## OBJECTIVE
Your task is to give the listing below back word for word, pictures excluded.

## INPUT
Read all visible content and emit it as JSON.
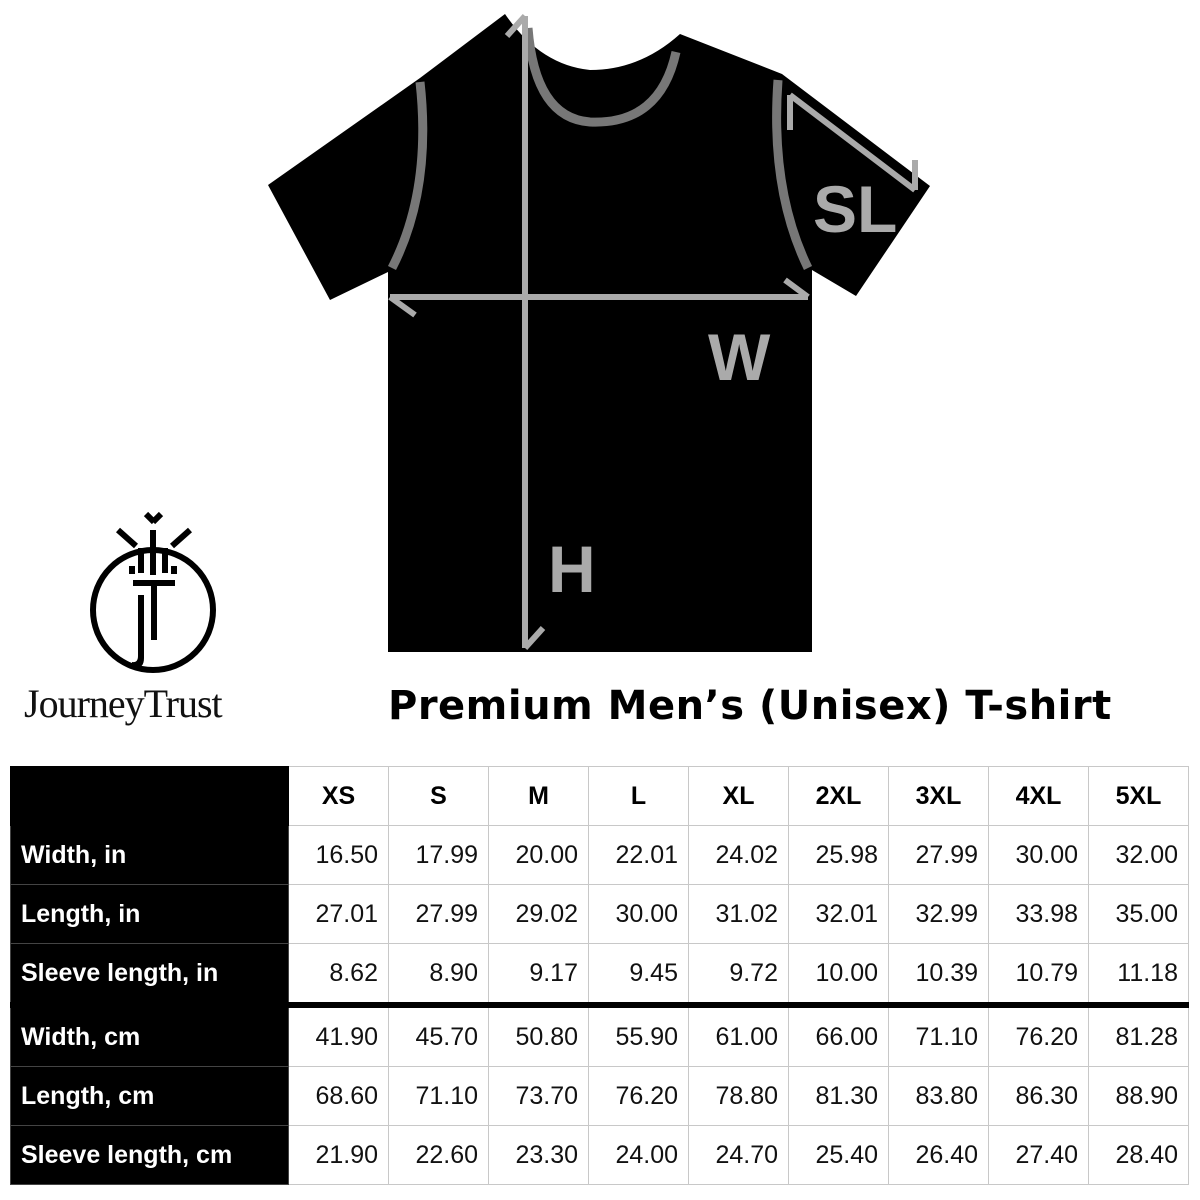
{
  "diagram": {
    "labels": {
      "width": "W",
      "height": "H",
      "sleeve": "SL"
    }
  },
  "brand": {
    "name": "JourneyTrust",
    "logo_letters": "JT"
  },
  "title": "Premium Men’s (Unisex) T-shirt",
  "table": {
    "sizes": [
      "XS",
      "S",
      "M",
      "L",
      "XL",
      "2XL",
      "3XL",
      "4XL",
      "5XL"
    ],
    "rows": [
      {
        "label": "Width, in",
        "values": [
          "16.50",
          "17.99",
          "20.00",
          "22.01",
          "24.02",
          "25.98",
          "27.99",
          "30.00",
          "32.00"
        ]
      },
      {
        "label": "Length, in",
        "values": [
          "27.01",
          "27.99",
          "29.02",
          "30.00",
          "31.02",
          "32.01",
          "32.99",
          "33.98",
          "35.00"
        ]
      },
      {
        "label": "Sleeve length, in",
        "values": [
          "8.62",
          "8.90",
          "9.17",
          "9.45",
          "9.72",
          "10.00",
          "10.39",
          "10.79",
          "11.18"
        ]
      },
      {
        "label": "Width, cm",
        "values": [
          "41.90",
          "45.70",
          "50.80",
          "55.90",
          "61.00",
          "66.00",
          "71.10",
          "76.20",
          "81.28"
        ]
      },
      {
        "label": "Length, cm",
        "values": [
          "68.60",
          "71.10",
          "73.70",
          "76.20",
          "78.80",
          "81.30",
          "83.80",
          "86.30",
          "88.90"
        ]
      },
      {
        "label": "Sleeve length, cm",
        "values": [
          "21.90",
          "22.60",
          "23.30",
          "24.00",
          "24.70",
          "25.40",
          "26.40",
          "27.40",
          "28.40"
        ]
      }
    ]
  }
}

## TASK SOLUTION
Read all visible content and emit it as JSON.
{
  "diagram": {
    "labels": {
      "width": "W",
      "height": "H",
      "sleeve": "SL"
    }
  },
  "brand": {
    "name": "JourneyTrust",
    "logo_letters": "JT"
  },
  "title": "Premium Men’s (Unisex) T-shirt",
  "table": {
    "sizes": [
      "XS",
      "S",
      "M",
      "L",
      "XL",
      "2XL",
      "3XL",
      "4XL",
      "5XL"
    ],
    "rows": [
      {
        "label": "Width, in",
        "values": [
          "16.50",
          "17.99",
          "20.00",
          "22.01",
          "24.02",
          "25.98",
          "27.99",
          "30.00",
          "32.00"
        ]
      },
      {
        "label": "Length, in",
        "values": [
          "27.01",
          "27.99",
          "29.02",
          "30.00",
          "31.02",
          "32.01",
          "32.99",
          "33.98",
          "35.00"
        ]
      },
      {
        "label": "Sleeve length, in",
        "values": [
          "8.62",
          "8.90",
          "9.17",
          "9.45",
          "9.72",
          "10.00",
          "10.39",
          "10.79",
          "11.18"
        ]
      },
      {
        "label": "Width, cm",
        "values": [
          "41.90",
          "45.70",
          "50.80",
          "55.90",
          "61.00",
          "66.00",
          "71.10",
          "76.20",
          "81.28"
        ]
      },
      {
        "label": "Length, cm",
        "values": [
          "68.60",
          "71.10",
          "73.70",
          "76.20",
          "78.80",
          "81.30",
          "83.80",
          "86.30",
          "88.90"
        ]
      },
      {
        "label": "Sleeve length, cm",
        "values": [
          "21.90",
          "22.60",
          "23.30",
          "24.00",
          "24.70",
          "25.40",
          "26.40",
          "27.40",
          "28.40"
        ]
      }
    ]
  }
}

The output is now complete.